-- start of Entries shown --

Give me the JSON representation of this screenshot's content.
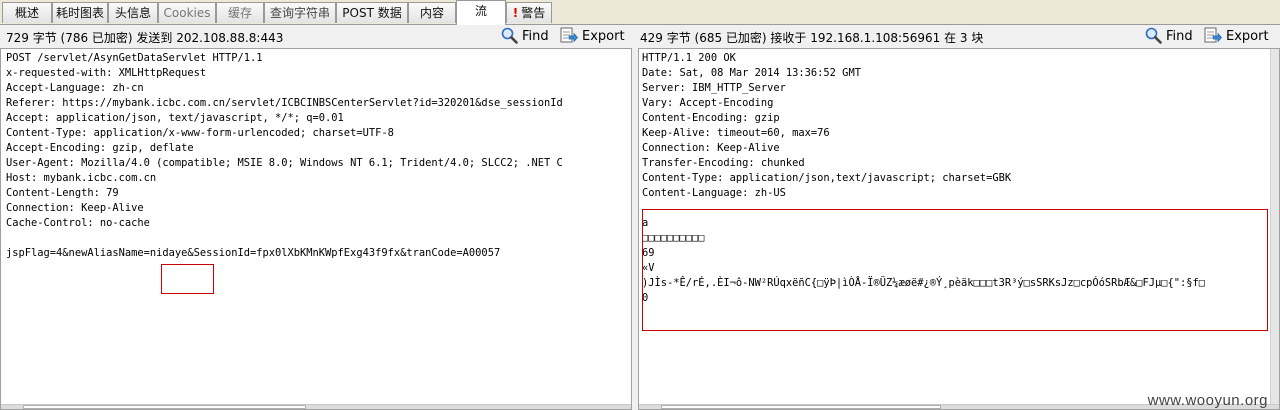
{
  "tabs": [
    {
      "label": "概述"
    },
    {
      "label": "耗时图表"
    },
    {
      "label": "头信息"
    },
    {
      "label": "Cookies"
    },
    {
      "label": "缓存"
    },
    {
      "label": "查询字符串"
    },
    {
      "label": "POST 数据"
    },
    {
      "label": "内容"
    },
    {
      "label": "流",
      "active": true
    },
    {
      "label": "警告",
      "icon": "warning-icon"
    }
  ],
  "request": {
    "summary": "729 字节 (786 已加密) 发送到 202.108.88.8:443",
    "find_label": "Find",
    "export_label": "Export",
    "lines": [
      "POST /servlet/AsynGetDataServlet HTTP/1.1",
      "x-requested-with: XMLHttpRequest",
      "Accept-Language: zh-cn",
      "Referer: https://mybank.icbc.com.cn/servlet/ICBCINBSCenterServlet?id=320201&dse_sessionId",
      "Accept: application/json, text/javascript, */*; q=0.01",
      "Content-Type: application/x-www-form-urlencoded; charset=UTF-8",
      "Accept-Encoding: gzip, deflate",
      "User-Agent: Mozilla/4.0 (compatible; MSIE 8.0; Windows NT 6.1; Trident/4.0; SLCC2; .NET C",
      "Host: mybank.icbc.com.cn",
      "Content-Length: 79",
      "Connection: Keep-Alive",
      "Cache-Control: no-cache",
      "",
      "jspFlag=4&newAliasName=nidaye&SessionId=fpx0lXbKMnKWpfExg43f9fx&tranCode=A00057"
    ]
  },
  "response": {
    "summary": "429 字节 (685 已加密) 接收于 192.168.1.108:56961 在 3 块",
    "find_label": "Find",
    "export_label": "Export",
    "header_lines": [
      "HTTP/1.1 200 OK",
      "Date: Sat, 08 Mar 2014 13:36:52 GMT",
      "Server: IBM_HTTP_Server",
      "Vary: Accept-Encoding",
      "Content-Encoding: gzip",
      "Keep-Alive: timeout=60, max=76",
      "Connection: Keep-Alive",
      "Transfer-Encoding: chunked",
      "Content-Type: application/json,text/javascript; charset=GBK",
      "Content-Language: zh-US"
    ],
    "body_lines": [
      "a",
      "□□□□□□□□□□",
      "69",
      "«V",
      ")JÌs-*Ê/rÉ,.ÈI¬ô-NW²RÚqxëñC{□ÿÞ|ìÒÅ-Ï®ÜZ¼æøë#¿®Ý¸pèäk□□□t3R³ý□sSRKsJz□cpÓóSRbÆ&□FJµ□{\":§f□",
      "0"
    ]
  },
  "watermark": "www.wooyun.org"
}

-- end of Entries shown --
-- start of Entries shown --

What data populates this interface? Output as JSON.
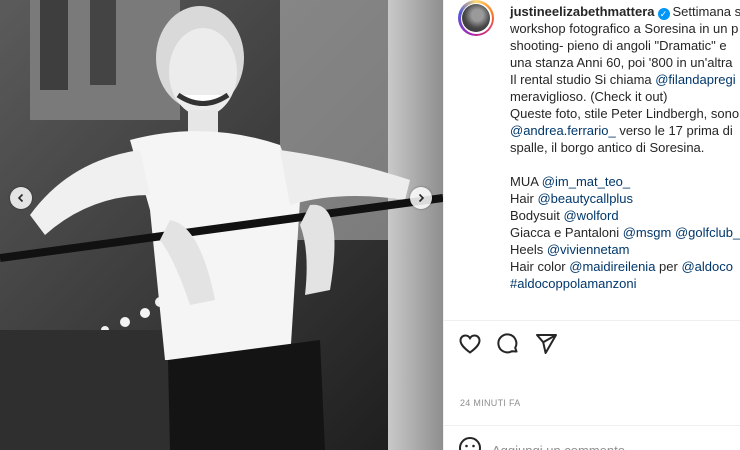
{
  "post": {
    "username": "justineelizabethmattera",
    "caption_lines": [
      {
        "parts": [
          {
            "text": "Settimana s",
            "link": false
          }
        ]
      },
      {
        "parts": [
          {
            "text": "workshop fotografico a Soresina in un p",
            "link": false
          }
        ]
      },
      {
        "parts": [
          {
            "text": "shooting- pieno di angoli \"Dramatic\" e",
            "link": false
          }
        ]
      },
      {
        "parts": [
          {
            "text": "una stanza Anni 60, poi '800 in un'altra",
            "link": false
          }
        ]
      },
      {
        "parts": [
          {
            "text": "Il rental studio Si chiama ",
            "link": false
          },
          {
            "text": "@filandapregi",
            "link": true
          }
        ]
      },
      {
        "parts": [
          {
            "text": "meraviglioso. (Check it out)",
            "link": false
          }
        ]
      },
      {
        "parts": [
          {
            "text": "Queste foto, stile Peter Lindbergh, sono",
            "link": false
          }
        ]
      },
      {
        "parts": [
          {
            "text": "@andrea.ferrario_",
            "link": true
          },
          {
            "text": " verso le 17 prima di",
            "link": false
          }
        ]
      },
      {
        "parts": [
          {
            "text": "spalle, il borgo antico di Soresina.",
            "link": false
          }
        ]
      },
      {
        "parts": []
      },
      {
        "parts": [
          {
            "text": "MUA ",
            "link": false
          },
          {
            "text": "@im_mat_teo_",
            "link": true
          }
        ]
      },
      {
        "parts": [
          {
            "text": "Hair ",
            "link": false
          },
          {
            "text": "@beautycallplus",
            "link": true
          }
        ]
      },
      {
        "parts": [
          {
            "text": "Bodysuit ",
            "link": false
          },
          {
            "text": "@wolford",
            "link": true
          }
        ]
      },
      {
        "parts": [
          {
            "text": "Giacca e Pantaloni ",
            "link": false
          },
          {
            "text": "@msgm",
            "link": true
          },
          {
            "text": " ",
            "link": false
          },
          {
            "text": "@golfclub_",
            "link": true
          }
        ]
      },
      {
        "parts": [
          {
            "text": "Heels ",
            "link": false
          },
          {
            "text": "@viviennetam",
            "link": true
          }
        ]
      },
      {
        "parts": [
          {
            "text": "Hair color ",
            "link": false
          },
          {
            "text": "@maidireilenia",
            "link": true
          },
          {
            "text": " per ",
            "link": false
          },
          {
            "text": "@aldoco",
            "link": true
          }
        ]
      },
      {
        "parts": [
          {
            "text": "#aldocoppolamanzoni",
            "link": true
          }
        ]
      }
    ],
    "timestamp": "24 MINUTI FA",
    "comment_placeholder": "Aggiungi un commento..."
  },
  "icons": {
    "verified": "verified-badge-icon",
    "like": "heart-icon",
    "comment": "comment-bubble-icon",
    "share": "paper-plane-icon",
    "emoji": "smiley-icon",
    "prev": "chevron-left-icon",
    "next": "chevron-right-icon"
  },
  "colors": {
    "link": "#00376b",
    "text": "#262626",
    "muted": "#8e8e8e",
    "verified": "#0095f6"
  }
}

-- end of Entries shown --

- [Exercise task]
Report the number of lines that contain "gzip", with no other words.

- [Task response]
2